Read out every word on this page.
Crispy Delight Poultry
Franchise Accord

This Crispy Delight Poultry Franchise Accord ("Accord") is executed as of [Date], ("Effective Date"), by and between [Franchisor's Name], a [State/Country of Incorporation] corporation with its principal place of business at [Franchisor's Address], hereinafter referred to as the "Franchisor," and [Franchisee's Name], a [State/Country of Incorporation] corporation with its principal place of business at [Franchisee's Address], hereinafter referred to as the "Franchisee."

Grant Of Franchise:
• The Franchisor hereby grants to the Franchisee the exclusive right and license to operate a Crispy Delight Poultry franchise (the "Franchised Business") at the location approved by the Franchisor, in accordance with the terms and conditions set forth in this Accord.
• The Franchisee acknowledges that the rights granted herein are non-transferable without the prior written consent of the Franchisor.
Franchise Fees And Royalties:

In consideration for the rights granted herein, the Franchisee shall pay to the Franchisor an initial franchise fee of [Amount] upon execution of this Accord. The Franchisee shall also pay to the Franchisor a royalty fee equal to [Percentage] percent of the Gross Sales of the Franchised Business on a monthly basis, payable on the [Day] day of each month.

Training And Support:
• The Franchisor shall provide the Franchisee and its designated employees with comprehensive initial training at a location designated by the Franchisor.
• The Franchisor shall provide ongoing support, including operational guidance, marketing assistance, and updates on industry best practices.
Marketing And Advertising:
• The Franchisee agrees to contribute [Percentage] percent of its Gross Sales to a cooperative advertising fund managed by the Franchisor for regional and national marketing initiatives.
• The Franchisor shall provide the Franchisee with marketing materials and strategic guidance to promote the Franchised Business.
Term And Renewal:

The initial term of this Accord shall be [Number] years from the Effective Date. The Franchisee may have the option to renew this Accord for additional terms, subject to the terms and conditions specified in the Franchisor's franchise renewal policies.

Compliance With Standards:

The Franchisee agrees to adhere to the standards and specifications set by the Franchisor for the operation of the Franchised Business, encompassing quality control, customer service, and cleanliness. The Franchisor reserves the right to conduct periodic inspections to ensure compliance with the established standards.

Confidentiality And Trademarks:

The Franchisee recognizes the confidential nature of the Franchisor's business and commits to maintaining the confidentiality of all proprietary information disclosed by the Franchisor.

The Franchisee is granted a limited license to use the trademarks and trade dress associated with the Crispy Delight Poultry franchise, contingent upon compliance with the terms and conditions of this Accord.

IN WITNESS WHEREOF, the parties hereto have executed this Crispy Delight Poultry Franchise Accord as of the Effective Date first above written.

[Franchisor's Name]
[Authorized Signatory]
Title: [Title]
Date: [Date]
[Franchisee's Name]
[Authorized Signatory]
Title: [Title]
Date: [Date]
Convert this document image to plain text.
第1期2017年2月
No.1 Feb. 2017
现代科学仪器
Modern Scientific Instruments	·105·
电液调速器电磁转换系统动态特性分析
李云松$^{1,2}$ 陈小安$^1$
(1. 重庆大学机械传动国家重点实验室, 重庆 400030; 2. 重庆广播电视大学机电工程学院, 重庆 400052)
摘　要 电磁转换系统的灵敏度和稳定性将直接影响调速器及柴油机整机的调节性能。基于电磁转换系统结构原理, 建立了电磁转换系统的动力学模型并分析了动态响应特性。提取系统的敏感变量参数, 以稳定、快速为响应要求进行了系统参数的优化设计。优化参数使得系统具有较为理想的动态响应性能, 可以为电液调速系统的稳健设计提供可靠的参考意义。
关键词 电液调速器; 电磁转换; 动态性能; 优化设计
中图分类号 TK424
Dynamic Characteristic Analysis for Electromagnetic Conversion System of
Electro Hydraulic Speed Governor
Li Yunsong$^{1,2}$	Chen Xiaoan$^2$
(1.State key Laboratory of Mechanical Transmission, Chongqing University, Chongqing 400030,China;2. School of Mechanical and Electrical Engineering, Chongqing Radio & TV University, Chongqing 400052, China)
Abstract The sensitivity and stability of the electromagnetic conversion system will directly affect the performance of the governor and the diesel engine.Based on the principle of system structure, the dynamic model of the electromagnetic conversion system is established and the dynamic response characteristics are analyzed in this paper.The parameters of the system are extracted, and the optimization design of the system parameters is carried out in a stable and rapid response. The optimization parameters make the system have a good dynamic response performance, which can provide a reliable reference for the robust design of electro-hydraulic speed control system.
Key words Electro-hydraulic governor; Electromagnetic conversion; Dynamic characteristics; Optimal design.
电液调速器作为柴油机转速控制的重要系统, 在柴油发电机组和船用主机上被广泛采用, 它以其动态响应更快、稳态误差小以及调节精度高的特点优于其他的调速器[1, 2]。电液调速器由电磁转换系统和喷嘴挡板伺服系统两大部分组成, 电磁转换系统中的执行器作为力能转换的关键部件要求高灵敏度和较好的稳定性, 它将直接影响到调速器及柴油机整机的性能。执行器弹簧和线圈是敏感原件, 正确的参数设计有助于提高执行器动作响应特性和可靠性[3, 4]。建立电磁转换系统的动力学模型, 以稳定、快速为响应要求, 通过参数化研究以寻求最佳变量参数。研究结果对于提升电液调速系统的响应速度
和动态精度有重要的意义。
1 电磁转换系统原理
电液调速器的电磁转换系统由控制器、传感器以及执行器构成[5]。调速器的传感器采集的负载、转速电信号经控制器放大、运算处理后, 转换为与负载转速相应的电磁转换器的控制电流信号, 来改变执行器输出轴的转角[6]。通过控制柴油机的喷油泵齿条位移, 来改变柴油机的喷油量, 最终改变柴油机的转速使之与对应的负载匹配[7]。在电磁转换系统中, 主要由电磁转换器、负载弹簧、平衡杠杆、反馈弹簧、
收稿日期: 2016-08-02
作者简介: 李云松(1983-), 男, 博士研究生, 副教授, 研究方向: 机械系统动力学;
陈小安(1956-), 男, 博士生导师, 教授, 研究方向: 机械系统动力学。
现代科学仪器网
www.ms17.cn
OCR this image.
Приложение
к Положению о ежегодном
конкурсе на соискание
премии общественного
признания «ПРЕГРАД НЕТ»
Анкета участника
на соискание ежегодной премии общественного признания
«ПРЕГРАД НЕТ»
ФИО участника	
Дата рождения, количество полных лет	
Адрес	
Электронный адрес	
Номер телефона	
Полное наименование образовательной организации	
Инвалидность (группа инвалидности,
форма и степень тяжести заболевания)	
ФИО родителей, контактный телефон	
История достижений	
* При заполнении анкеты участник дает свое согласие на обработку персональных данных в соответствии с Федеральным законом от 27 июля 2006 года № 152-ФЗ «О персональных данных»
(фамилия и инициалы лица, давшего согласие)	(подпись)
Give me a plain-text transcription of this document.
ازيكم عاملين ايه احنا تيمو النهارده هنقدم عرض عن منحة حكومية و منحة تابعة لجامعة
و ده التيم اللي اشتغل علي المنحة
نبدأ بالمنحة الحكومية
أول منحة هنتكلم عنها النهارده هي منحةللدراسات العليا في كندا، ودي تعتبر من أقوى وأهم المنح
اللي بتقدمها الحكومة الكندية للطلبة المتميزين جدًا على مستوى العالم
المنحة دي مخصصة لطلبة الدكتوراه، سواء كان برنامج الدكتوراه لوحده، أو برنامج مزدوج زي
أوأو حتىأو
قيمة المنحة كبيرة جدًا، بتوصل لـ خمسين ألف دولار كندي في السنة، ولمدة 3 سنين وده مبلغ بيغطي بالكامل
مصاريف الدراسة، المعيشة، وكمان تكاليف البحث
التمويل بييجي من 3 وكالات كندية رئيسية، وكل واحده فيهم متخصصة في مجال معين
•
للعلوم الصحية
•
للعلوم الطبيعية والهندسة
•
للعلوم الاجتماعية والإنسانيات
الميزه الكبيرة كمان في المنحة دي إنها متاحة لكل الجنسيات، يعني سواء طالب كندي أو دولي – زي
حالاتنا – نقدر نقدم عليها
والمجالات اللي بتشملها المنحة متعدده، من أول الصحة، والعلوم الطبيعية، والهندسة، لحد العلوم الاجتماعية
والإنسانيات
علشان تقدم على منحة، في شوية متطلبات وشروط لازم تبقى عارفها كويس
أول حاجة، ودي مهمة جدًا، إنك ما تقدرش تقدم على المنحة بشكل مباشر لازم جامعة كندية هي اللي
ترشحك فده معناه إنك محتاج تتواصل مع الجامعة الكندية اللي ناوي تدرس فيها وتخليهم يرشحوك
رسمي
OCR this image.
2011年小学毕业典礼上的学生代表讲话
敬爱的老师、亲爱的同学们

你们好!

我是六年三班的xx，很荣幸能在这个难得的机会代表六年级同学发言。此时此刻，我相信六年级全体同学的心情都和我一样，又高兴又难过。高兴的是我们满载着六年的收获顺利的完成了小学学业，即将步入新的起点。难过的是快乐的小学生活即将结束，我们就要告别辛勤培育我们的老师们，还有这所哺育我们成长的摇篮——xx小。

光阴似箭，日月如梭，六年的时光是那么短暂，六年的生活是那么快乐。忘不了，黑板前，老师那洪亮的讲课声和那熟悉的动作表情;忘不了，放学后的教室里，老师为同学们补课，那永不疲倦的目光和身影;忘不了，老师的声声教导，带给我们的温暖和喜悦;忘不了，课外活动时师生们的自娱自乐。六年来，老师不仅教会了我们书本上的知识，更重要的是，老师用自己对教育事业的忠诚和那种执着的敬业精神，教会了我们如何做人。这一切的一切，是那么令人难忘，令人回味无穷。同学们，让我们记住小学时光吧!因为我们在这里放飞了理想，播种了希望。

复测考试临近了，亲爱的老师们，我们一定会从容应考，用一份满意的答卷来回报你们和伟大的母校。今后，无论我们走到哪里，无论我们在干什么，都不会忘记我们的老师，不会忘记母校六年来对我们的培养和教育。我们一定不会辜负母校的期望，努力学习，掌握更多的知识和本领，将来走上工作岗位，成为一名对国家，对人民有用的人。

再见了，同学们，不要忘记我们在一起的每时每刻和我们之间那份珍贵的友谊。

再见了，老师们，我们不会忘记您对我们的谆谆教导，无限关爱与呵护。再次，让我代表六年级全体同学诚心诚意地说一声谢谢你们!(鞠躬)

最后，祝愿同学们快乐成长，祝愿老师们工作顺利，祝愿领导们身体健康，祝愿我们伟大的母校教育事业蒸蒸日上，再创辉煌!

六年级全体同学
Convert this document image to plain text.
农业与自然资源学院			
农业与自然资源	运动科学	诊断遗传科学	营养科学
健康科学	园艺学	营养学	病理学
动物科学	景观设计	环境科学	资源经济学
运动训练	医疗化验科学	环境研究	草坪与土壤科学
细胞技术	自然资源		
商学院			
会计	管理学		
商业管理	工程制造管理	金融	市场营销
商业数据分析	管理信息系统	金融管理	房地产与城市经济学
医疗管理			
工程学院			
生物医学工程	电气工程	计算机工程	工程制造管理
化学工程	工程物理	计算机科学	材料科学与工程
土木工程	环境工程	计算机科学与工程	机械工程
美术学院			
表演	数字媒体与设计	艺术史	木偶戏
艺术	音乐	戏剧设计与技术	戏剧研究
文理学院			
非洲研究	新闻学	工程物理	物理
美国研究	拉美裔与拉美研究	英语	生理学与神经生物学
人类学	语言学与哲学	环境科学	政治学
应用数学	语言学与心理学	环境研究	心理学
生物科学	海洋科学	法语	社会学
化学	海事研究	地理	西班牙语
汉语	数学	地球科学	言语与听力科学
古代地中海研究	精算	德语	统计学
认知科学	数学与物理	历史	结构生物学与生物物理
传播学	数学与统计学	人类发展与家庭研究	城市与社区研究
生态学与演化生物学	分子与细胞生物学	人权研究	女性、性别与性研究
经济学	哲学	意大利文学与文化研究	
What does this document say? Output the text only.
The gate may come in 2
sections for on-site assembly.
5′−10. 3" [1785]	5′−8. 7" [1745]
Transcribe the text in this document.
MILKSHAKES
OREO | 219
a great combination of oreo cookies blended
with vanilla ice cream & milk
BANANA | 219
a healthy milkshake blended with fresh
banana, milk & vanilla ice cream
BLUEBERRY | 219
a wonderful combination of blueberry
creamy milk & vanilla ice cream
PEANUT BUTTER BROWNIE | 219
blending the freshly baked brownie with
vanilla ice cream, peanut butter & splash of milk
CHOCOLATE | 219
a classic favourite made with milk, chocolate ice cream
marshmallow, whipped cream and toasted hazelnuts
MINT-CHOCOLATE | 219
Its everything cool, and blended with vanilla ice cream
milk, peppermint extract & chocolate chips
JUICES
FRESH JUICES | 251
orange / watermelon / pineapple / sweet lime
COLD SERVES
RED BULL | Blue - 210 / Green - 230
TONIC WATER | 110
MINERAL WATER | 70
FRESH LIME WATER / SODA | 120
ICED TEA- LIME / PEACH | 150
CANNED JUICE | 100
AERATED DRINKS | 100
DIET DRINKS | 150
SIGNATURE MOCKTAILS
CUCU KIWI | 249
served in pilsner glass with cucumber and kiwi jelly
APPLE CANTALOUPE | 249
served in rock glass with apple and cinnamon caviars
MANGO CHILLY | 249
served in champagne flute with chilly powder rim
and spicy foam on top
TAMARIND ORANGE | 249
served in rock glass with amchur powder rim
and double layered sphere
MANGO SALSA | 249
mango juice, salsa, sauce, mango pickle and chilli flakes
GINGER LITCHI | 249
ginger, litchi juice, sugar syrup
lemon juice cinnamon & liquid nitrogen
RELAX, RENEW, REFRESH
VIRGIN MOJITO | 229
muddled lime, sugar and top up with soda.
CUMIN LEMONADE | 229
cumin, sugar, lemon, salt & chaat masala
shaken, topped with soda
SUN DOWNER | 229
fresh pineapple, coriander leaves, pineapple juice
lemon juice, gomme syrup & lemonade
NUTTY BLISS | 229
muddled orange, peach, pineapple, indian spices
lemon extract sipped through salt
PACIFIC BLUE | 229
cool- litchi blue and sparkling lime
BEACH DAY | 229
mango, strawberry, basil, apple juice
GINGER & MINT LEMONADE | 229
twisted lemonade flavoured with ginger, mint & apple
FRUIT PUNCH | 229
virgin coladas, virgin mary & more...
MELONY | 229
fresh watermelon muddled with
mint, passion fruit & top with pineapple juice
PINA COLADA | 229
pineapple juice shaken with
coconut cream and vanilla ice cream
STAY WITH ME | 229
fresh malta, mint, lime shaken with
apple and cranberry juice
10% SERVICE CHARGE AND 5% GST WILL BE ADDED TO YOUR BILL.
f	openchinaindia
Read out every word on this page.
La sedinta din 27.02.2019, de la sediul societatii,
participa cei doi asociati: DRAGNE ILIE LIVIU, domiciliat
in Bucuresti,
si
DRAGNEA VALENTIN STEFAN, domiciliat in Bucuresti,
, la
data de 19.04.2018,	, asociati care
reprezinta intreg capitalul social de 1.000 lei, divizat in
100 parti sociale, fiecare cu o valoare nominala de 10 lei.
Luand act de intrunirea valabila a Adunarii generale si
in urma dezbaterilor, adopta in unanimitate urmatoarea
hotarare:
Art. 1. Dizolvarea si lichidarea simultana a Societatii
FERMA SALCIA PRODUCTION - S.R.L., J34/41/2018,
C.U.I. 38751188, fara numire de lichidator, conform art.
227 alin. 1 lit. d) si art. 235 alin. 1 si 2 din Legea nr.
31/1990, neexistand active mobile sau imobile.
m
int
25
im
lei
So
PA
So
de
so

· · · · ·

WHAT THE TASK ASKS: Each line containing the word "rights" counts once; say how many such lines there are, giving only the number.

COMPLETE ANSWER: 2